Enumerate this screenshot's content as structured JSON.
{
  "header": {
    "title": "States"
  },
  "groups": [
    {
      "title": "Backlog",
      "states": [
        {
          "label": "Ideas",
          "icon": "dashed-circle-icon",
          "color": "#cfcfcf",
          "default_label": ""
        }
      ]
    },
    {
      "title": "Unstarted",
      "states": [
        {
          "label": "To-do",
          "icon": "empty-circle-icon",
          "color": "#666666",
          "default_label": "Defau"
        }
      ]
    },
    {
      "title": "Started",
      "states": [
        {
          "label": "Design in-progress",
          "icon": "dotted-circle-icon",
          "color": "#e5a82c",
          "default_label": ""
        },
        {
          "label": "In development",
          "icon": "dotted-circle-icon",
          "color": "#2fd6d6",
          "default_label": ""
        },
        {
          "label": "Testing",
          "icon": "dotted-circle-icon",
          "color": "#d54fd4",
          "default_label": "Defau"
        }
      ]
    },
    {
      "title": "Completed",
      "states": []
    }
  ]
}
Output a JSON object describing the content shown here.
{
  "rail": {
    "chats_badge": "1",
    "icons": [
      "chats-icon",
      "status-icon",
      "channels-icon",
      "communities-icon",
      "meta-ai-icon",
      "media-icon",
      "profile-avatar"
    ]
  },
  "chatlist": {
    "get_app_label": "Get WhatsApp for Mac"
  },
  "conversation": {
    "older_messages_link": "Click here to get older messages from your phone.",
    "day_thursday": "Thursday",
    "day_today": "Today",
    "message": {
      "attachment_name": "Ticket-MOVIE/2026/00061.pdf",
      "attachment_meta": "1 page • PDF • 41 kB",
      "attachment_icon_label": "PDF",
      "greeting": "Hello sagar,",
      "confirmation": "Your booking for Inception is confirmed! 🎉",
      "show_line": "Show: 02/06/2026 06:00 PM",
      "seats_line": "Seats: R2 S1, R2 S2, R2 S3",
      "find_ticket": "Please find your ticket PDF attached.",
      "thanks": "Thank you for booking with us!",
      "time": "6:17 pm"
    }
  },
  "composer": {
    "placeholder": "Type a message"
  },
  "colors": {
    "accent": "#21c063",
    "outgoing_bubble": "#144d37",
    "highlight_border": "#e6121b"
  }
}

__What needs to be done__: Every line holding "content" should be copied out.

__Answer for the task__:
Enumerate this screenshot's content as structured JSON.
Output a JSON object describing the content shown here.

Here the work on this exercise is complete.